Stored data:
[Start]
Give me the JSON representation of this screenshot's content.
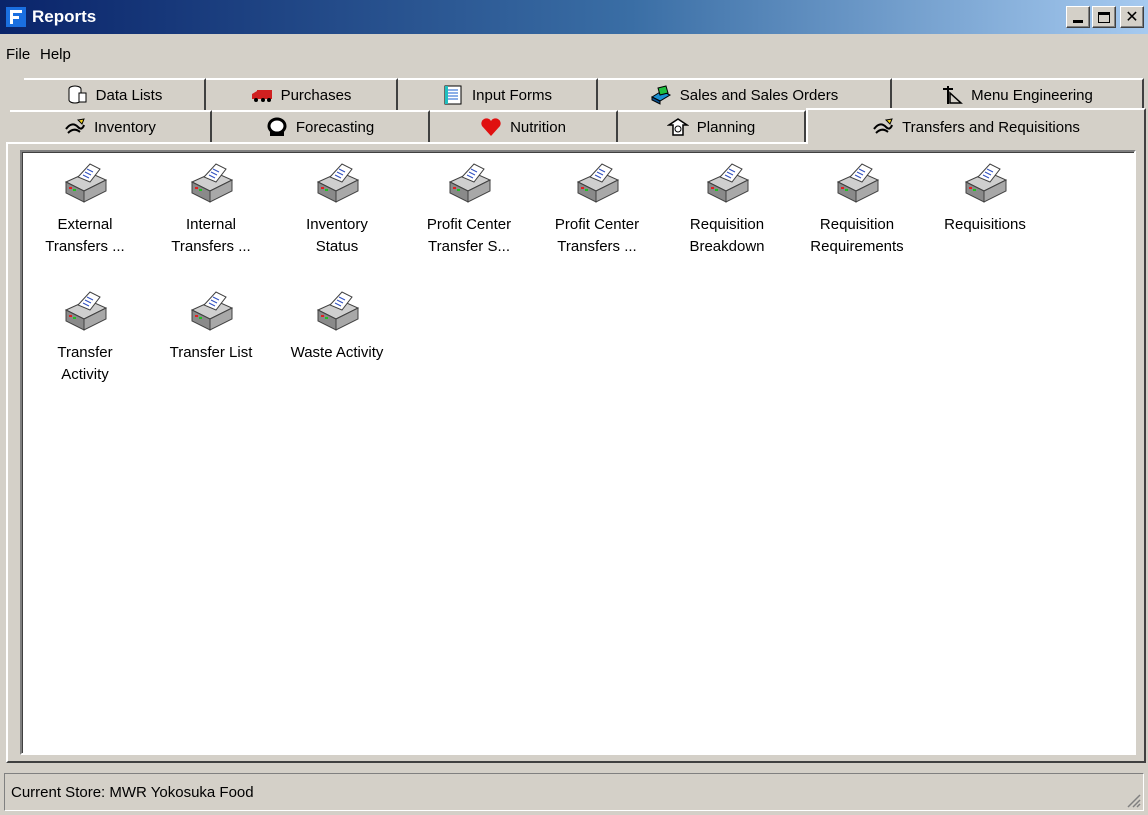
{
  "window": {
    "title": "Reports"
  },
  "menu": {
    "file": "File",
    "help": "Help"
  },
  "tabs_row1": [
    {
      "label": "Data Lists",
      "icon": "data-lists-icon"
    },
    {
      "label": "Purchases",
      "icon": "truck-icon"
    },
    {
      "label": "Input Forms",
      "icon": "input-forms-icon"
    },
    {
      "label": "Sales and Sales Orders",
      "icon": "sales-icon"
    },
    {
      "label": "Menu Engineering",
      "icon": "drafting-icon"
    }
  ],
  "tabs_row2": [
    {
      "label": "Inventory",
      "icon": "inventory-icon"
    },
    {
      "label": "Forecasting",
      "icon": "forecasting-icon"
    },
    {
      "label": "Nutrition",
      "icon": "heart-icon"
    },
    {
      "label": "Planning",
      "icon": "planning-icon"
    },
    {
      "label": "Transfers and Requisitions",
      "icon": "transfers-icon",
      "active": true
    }
  ],
  "reports": [
    {
      "line1": "External",
      "line2": "Transfers ...",
      "icon": "printer-report-icon"
    },
    {
      "line1": "Internal",
      "line2": "Transfers ...",
      "icon": "printer-report-icon"
    },
    {
      "line1": "Inventory",
      "line2": "Status",
      "icon": "printer-report-icon"
    },
    {
      "line1": "Profit Center",
      "line2": "Transfer S...",
      "icon": "printer-report-icon"
    },
    {
      "line1": "Profit Center",
      "line2": "Transfers ...",
      "icon": "printer-report-icon"
    },
    {
      "line1": "Requisition",
      "line2": "Breakdown",
      "icon": "printer-report-icon"
    },
    {
      "line1": "Requisition",
      "line2": "Requirements",
      "icon": "printer-report-icon"
    },
    {
      "line1": "Requisitions",
      "line2": "",
      "icon": "printer-report-icon"
    },
    {
      "line1": "Transfer",
      "line2": "Activity",
      "icon": "printer-report-icon"
    },
    {
      "line1": "Transfer List",
      "line2": "",
      "icon": "printer-report-icon"
    },
    {
      "line1": "Waste Activity",
      "line2": "",
      "icon": "printer-report-icon"
    }
  ],
  "status": {
    "text": "Current Store: MWR Yokosuka Food"
  },
  "colors": {
    "title_start": "#0a246a",
    "title_end": "#a6caf0",
    "face": "#d4d0c8"
  }
}
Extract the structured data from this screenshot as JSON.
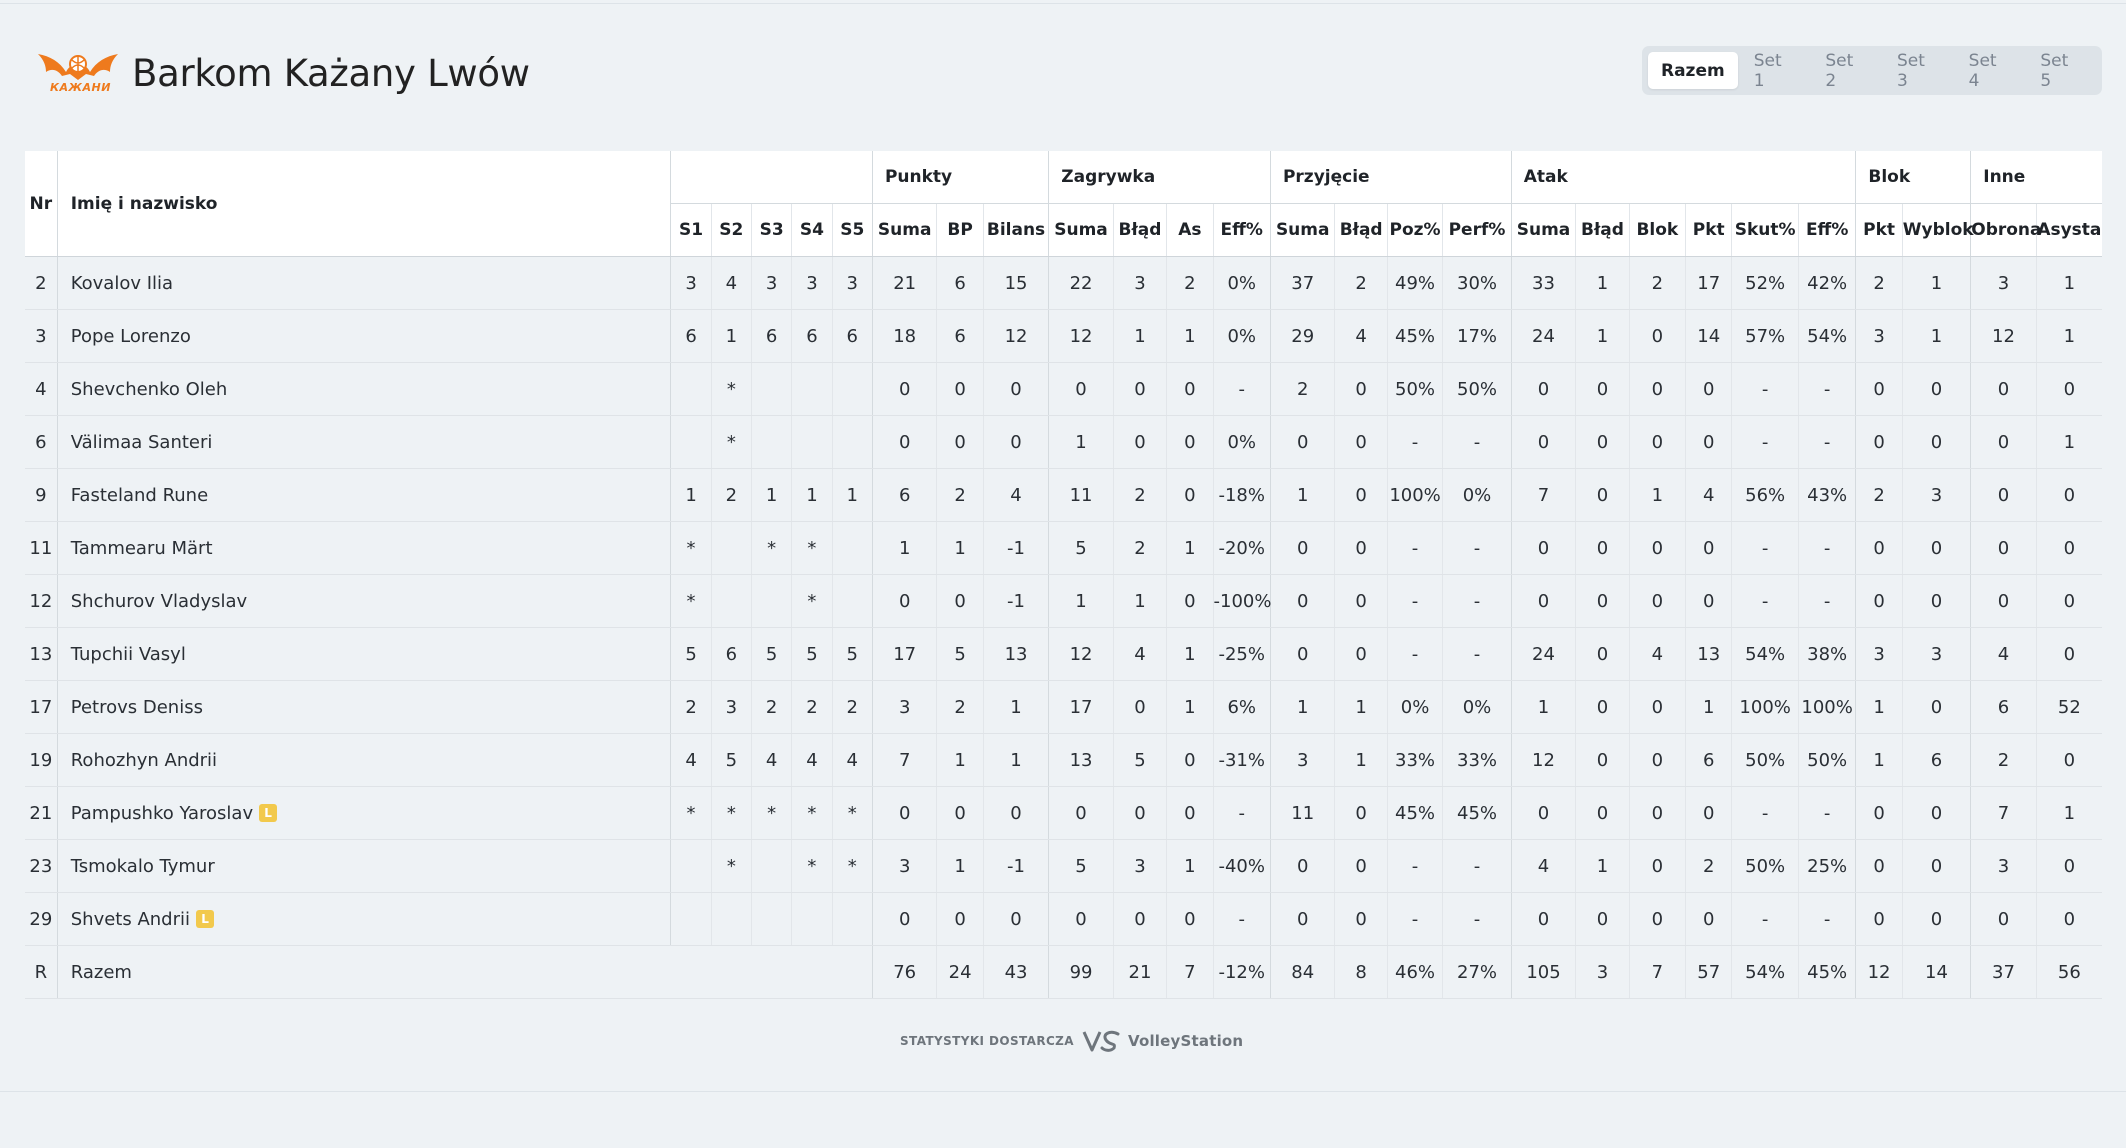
{
  "header": {
    "logo_text": "КАЖАНИ",
    "team_name": "Barkom Każany Lwów"
  },
  "tabs": [
    {
      "label": "Razem",
      "active": true
    },
    {
      "label": "Set 1",
      "active": false
    },
    {
      "label": "Set 2",
      "active": false
    },
    {
      "label": "Set 3",
      "active": false
    },
    {
      "label": "Set 4",
      "active": false
    },
    {
      "label": "Set 5",
      "active": false
    }
  ],
  "table": {
    "head": {
      "nr": "Nr",
      "name": "Imię i nazwisko",
      "groups": {
        "punkty": "Punkty",
        "zagrywka": "Zagrywka",
        "przyjecie": "Przyjęcie",
        "atak": "Atak",
        "blok": "Blok",
        "inne": "Inne"
      },
      "sets": [
        "S1",
        "S2",
        "S3",
        "S4",
        "S5"
      ],
      "punkty": [
        "Suma",
        "BP",
        "Bilans"
      ],
      "zagrywka": [
        "Suma",
        "Błąd",
        "As",
        "Eff%"
      ],
      "przyjecie": [
        "Suma",
        "Błąd",
        "Poz%",
        "Perf%"
      ],
      "atak": [
        "Suma",
        "Błąd",
        "Blok",
        "Pkt",
        "Skut%",
        "Eff%"
      ],
      "blok": [
        "Pkt",
        "Wyblok"
      ],
      "inne": [
        "Obrona",
        "Asysta"
      ]
    },
    "rows": [
      {
        "nr": "2",
        "name": "Kovalov Ilia",
        "libero": false,
        "sets": [
          "3",
          "4",
          "3",
          "3",
          "3"
        ],
        "punkty": [
          "21",
          "6",
          "15"
        ],
        "zagrywka": [
          "22",
          "3",
          "2",
          "0%"
        ],
        "przyjecie": [
          "37",
          "2",
          "49%",
          "30%"
        ],
        "atak": [
          "33",
          "1",
          "2",
          "17",
          "52%",
          "42%"
        ],
        "blok": [
          "2",
          "1"
        ],
        "inne": [
          "3",
          "1"
        ]
      },
      {
        "nr": "3",
        "name": "Pope Lorenzo",
        "libero": false,
        "sets": [
          "6",
          "1",
          "6",
          "6",
          "6"
        ],
        "punkty": [
          "18",
          "6",
          "12"
        ],
        "zagrywka": [
          "12",
          "1",
          "1",
          "0%"
        ],
        "przyjecie": [
          "29",
          "4",
          "45%",
          "17%"
        ],
        "atak": [
          "24",
          "1",
          "0",
          "14",
          "57%",
          "54%"
        ],
        "blok": [
          "3",
          "1"
        ],
        "inne": [
          "12",
          "1"
        ]
      },
      {
        "nr": "4",
        "name": "Shevchenko Oleh",
        "libero": false,
        "sets": [
          "",
          "*",
          "",
          "",
          ""
        ],
        "punkty": [
          "0",
          "0",
          "0"
        ],
        "zagrywka": [
          "0",
          "0",
          "0",
          "-"
        ],
        "przyjecie": [
          "2",
          "0",
          "50%",
          "50%"
        ],
        "atak": [
          "0",
          "0",
          "0",
          "0",
          "-",
          "-"
        ],
        "blok": [
          "0",
          "0"
        ],
        "inne": [
          "0",
          "0"
        ]
      },
      {
        "nr": "6",
        "name": "Välimaa Santeri",
        "libero": false,
        "sets": [
          "",
          "*",
          "",
          "",
          ""
        ],
        "punkty": [
          "0",
          "0",
          "0"
        ],
        "zagrywka": [
          "1",
          "0",
          "0",
          "0%"
        ],
        "przyjecie": [
          "0",
          "0",
          "-",
          "-"
        ],
        "atak": [
          "0",
          "0",
          "0",
          "0",
          "-",
          "-"
        ],
        "blok": [
          "0",
          "0"
        ],
        "inne": [
          "0",
          "1"
        ]
      },
      {
        "nr": "9",
        "name": "Fasteland Rune",
        "libero": false,
        "sets": [
          "1",
          "2",
          "1",
          "1",
          "1"
        ],
        "punkty": [
          "6",
          "2",
          "4"
        ],
        "zagrywka": [
          "11",
          "2",
          "0",
          "-18%"
        ],
        "przyjecie": [
          "1",
          "0",
          "100%",
          "0%"
        ],
        "atak": [
          "7",
          "0",
          "1",
          "4",
          "56%",
          "43%"
        ],
        "blok": [
          "2",
          "3"
        ],
        "inne": [
          "0",
          "0"
        ]
      },
      {
        "nr": "11",
        "name": "Tammearu Märt",
        "libero": false,
        "sets": [
          "*",
          "",
          "*",
          "*",
          ""
        ],
        "punkty": [
          "1",
          "1",
          "-1"
        ],
        "zagrywka": [
          "5",
          "2",
          "1",
          "-20%"
        ],
        "przyjecie": [
          "0",
          "0",
          "-",
          "-"
        ],
        "atak": [
          "0",
          "0",
          "0",
          "0",
          "-",
          "-"
        ],
        "blok": [
          "0",
          "0"
        ],
        "inne": [
          "0",
          "0"
        ]
      },
      {
        "nr": "12",
        "name": "Shchurov Vladyslav",
        "libero": false,
        "sets": [
          "*",
          "",
          "",
          "*",
          ""
        ],
        "punkty": [
          "0",
          "0",
          "-1"
        ],
        "zagrywka": [
          "1",
          "1",
          "0",
          "-100%"
        ],
        "przyjecie": [
          "0",
          "0",
          "-",
          "-"
        ],
        "atak": [
          "0",
          "0",
          "0",
          "0",
          "-",
          "-"
        ],
        "blok": [
          "0",
          "0"
        ],
        "inne": [
          "0",
          "0"
        ]
      },
      {
        "nr": "13",
        "name": "Tupchii Vasyl",
        "libero": false,
        "sets": [
          "5",
          "6",
          "5",
          "5",
          "5"
        ],
        "punkty": [
          "17",
          "5",
          "13"
        ],
        "zagrywka": [
          "12",
          "4",
          "1",
          "-25%"
        ],
        "przyjecie": [
          "0",
          "0",
          "-",
          "-"
        ],
        "atak": [
          "24",
          "0",
          "4",
          "13",
          "54%",
          "38%"
        ],
        "blok": [
          "3",
          "3"
        ],
        "inne": [
          "4",
          "0"
        ]
      },
      {
        "nr": "17",
        "name": "Petrovs Deniss",
        "libero": false,
        "sets": [
          "2",
          "3",
          "2",
          "2",
          "2"
        ],
        "punkty": [
          "3",
          "2",
          "1"
        ],
        "zagrywka": [
          "17",
          "0",
          "1",
          "6%"
        ],
        "przyjecie": [
          "1",
          "1",
          "0%",
          "0%"
        ],
        "atak": [
          "1",
          "0",
          "0",
          "1",
          "100%",
          "100%"
        ],
        "blok": [
          "1",
          "0"
        ],
        "inne": [
          "6",
          "52"
        ]
      },
      {
        "nr": "19",
        "name": "Rohozhyn Andrii",
        "libero": false,
        "sets": [
          "4",
          "5",
          "4",
          "4",
          "4"
        ],
        "punkty": [
          "7",
          "1",
          "1"
        ],
        "zagrywka": [
          "13",
          "5",
          "0",
          "-31%"
        ],
        "przyjecie": [
          "3",
          "1",
          "33%",
          "33%"
        ],
        "atak": [
          "12",
          "0",
          "0",
          "6",
          "50%",
          "50%"
        ],
        "blok": [
          "1",
          "6"
        ],
        "inne": [
          "2",
          "0"
        ]
      },
      {
        "nr": "21",
        "name": "Pampushko Yaroslav",
        "libero": true,
        "sets": [
          "*",
          "*",
          "*",
          "*",
          "*"
        ],
        "punkty": [
          "0",
          "0",
          "0"
        ],
        "zagrywka": [
          "0",
          "0",
          "0",
          "-"
        ],
        "przyjecie": [
          "11",
          "0",
          "45%",
          "45%"
        ],
        "atak": [
          "0",
          "0",
          "0",
          "0",
          "-",
          "-"
        ],
        "blok": [
          "0",
          "0"
        ],
        "inne": [
          "7",
          "1"
        ]
      },
      {
        "nr": "23",
        "name": "Tsmokalo Tymur",
        "libero": false,
        "sets": [
          "",
          "*",
          "",
          "*",
          "*"
        ],
        "punkty": [
          "3",
          "1",
          "-1"
        ],
        "zagrywka": [
          "5",
          "3",
          "1",
          "-40%"
        ],
        "przyjecie": [
          "0",
          "0",
          "-",
          "-"
        ],
        "atak": [
          "4",
          "1",
          "0",
          "2",
          "50%",
          "25%"
        ],
        "blok": [
          "0",
          "0"
        ],
        "inne": [
          "3",
          "0"
        ]
      },
      {
        "nr": "29",
        "name": "Shvets Andrii",
        "libero": true,
        "sets": [
          "",
          "",
          "",
          "",
          ""
        ],
        "punkty": [
          "0",
          "0",
          "0"
        ],
        "zagrywka": [
          "0",
          "0",
          "0",
          "-"
        ],
        "przyjecie": [
          "0",
          "0",
          "-",
          "-"
        ],
        "atak": [
          "0",
          "0",
          "0",
          "0",
          "-",
          "-"
        ],
        "blok": [
          "0",
          "0"
        ],
        "inne": [
          "0",
          "0"
        ]
      }
    ],
    "total": {
      "nr": "R",
      "name": "Razem",
      "punkty": [
        "76",
        "24",
        "43"
      ],
      "zagrywka": [
        "99",
        "21",
        "7",
        "-12%"
      ],
      "przyjecie": [
        "84",
        "8",
        "46%",
        "27%"
      ],
      "atak": [
        "105",
        "3",
        "7",
        "57",
        "54%",
        "45%"
      ],
      "blok": [
        "12",
        "14"
      ],
      "inne": [
        "37",
        "56"
      ]
    },
    "libero_badge": "L"
  },
  "footer": {
    "prefix": "STATYSTYKI DOSTARCZA",
    "brand": "VolleyStation"
  },
  "colors": {
    "background": "#eef2f5",
    "accent_orange": "#ee7a1d",
    "libero_badge": "#f2c94c"
  }
}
[End]
WRITTEN REQUEST
Report all lines of the material that contain the word "this".

ANSWER TO THE TASK
Give me the JSON representation of this screenshot's content.
Extract the structured data from this screenshot as JSON.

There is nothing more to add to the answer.